— begin RECORDS SUPPLIED —
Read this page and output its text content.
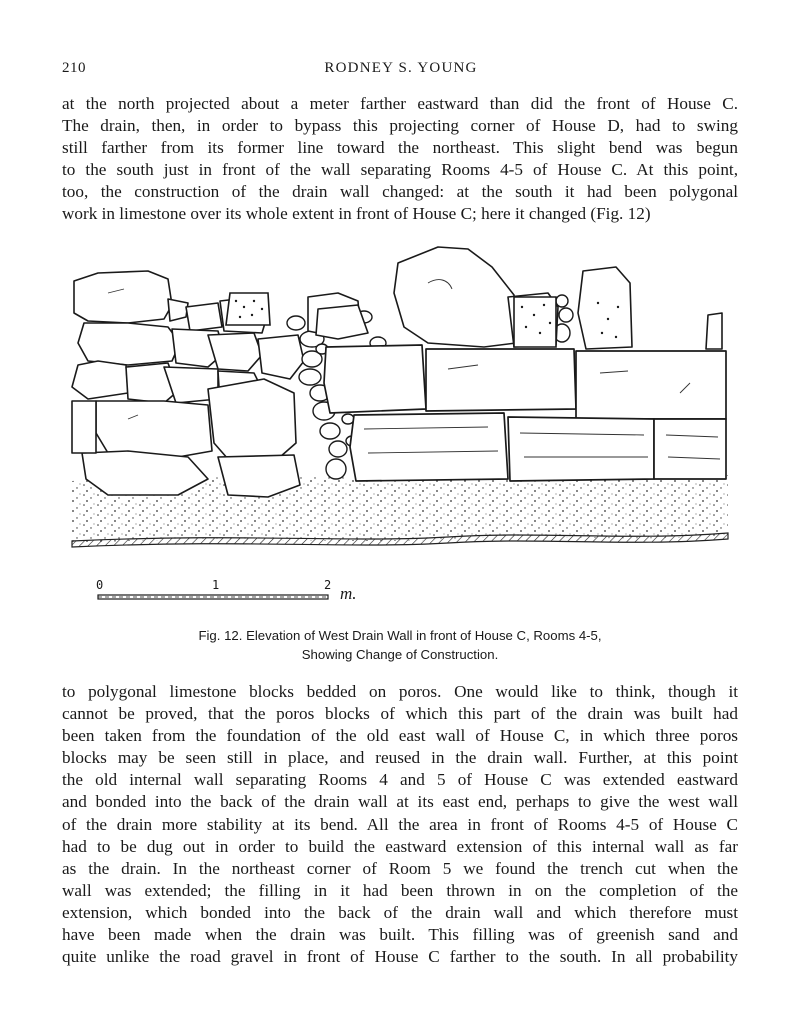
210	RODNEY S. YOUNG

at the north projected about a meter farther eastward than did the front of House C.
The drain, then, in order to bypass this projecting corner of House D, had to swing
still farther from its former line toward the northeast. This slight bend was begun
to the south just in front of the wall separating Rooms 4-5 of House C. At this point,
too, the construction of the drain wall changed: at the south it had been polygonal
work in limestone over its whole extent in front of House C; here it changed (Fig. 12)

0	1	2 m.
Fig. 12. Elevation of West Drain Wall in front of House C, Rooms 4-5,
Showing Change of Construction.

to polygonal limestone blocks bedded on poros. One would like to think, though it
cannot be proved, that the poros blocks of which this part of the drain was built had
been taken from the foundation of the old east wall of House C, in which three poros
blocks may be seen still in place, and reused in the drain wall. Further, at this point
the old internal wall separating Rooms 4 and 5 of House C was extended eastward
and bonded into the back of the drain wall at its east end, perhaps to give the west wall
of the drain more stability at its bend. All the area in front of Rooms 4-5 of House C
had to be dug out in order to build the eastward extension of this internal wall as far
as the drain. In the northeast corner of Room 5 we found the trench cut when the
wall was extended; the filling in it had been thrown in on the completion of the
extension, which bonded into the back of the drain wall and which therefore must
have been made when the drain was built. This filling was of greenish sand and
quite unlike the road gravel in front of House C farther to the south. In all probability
— end RECORDS SUPPLIED —
— begin RECORDS SUPPLIED —
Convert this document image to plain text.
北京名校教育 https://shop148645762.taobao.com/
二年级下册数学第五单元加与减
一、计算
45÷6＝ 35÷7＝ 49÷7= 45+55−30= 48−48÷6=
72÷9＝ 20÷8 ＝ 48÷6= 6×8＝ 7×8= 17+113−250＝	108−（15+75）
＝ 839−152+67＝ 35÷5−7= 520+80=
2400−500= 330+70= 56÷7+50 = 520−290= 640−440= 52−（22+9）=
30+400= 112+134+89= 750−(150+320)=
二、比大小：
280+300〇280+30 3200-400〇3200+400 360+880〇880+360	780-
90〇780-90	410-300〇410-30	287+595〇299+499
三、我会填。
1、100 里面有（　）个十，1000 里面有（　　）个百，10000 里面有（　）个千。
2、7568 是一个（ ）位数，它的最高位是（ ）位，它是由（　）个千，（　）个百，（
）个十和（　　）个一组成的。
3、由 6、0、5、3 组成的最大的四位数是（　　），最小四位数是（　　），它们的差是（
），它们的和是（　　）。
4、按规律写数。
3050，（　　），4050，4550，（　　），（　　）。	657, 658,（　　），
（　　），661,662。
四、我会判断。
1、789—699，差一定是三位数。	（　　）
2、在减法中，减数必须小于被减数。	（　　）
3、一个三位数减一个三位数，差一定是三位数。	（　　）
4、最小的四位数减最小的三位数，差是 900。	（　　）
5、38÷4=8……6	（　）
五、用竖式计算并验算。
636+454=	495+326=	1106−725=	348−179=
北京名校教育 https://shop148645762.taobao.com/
— end RECORDS SUPPLIED —
* [AIM]
List the lines of the entries that include "been".

* [OUTPUT BELOW]
too, the construction of the drain wall changed: at the south it had been polygonal
been taken from the foundation of the old east wall of House C, in which three poros
wall was extended; the filling in it had been thrown in on the completion of the
have been made when the drain was built. This filling was of greenish sand and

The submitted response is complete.